::: Data section :::

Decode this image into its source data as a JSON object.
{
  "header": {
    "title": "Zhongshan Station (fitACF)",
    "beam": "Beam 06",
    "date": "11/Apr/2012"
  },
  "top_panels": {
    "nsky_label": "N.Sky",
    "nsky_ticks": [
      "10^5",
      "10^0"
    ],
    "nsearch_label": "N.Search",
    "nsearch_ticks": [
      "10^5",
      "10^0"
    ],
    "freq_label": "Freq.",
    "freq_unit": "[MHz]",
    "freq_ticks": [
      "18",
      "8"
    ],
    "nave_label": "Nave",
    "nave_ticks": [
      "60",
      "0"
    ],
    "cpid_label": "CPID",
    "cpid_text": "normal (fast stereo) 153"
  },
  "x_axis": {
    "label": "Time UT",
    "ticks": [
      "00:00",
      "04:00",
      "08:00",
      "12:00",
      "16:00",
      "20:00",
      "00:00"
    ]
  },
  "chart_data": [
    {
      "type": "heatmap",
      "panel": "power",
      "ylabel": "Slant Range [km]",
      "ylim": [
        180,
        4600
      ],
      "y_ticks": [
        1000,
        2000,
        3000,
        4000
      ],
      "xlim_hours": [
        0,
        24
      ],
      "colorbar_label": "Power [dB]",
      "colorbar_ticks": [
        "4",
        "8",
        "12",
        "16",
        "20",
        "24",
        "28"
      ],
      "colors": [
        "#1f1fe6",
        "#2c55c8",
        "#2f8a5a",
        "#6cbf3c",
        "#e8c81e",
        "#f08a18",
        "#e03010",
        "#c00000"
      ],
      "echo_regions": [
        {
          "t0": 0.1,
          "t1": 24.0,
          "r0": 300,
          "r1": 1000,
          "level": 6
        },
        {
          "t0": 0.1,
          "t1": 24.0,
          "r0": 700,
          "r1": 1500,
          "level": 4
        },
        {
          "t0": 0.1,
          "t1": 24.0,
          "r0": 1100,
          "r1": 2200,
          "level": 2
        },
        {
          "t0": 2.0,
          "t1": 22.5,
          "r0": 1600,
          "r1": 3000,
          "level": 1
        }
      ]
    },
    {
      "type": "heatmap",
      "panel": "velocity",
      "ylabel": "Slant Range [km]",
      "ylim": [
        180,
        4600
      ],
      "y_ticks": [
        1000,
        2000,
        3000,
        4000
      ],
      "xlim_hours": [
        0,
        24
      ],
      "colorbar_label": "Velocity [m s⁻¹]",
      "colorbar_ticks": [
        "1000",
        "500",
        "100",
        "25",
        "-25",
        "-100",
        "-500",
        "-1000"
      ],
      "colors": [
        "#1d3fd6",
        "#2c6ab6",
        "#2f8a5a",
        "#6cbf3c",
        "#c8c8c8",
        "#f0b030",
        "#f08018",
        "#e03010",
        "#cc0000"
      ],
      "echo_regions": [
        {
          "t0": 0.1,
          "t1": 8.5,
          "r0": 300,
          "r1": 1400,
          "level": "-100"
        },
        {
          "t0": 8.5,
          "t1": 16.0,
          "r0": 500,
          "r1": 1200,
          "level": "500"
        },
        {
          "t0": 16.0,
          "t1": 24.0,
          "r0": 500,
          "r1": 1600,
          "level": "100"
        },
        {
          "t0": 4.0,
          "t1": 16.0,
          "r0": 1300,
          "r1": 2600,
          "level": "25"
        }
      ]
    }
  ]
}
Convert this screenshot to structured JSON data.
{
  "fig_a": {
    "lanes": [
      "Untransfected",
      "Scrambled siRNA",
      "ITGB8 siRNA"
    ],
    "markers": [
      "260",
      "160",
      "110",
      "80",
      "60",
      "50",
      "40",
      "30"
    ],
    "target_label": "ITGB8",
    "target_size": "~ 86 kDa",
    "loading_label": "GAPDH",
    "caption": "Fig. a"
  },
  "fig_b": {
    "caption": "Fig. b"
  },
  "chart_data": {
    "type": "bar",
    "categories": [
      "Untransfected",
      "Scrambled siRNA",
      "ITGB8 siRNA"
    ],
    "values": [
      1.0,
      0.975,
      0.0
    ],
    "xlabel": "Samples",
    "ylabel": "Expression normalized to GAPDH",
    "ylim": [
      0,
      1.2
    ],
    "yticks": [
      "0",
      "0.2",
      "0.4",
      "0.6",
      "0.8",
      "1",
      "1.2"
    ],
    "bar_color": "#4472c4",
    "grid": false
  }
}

:::

■ Given problem: Your answer should be a single number: the count of lines in the material above that contain "this".

■ Expected answer: 2